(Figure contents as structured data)
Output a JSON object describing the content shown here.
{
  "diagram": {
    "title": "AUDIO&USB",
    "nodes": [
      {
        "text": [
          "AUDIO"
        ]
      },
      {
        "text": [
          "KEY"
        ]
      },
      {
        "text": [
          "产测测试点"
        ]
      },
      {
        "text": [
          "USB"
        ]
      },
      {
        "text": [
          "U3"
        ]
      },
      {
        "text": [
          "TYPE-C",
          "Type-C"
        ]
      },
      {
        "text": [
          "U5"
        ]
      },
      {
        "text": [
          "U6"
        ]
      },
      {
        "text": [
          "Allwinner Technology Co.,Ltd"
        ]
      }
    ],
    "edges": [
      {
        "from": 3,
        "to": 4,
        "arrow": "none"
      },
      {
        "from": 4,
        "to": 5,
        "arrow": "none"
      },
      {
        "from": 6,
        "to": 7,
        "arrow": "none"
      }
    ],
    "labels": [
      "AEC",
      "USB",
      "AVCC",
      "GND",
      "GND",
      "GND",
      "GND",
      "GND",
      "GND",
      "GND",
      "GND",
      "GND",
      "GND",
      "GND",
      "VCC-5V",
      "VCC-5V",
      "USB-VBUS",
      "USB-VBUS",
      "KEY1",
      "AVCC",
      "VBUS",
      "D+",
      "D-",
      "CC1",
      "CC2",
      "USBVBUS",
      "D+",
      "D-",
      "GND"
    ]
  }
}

§ **SET PROBLEM**: Return every entry verbatim.

§ **RESPONSE**:
Output a JSON object describing the content shown here.
{
  "diagram": {
    "title": "AUDIO&USB",
    "nodes": [
      {
        "text": [
          "AUDIO"
        ]
      },
      {
        "text": [
          "KEY"
        ]
      },
      {
        "text": [
          "产测测试点"
        ]
      },
      {
        "text": [
          "USB"
        ]
      },
      {
        "text": [
          "U3"
        ]
      },
      {
        "text": [
          "TYPE-C",
          "Type-C"
        ]
      },
      {
        "text": [
          "U5"
        ]
      },
      {
        "text": [
          "U6"
        ]
      },
      {
        "text": [
          "Allwinner Technology Co.,Ltd"
        ]
      }
    ],
    "edges": [
      {
        "from": 3,
        "to": 4,
        "arrow": "none"
      },
      {
        "from": 4,
        "to": 5,
        "arrow": "none"
      },
      {
        "from": 6,
        "to": 7,
        "arrow": "none"
      }
    ],
    "labels": [
      "AEC",
      "USB",
      "AVCC",
      "GND",
      "GND",
      "GND",
      "GND",
      "GND",
      "GND",
      "GND",
      "GND",
      "GND",
      "GND",
      "GND",
      "VCC-5V",
      "VCC-5V",
      "USB-VBUS",
      "USB-VBUS",
      "KEY1",
      "AVCC",
      "VBUS",
      "D+",
      "D-",
      "CC1",
      "CC2",
      "USBVBUS",
      "D+",
      "D-",
      "GND"
    ]
  }
}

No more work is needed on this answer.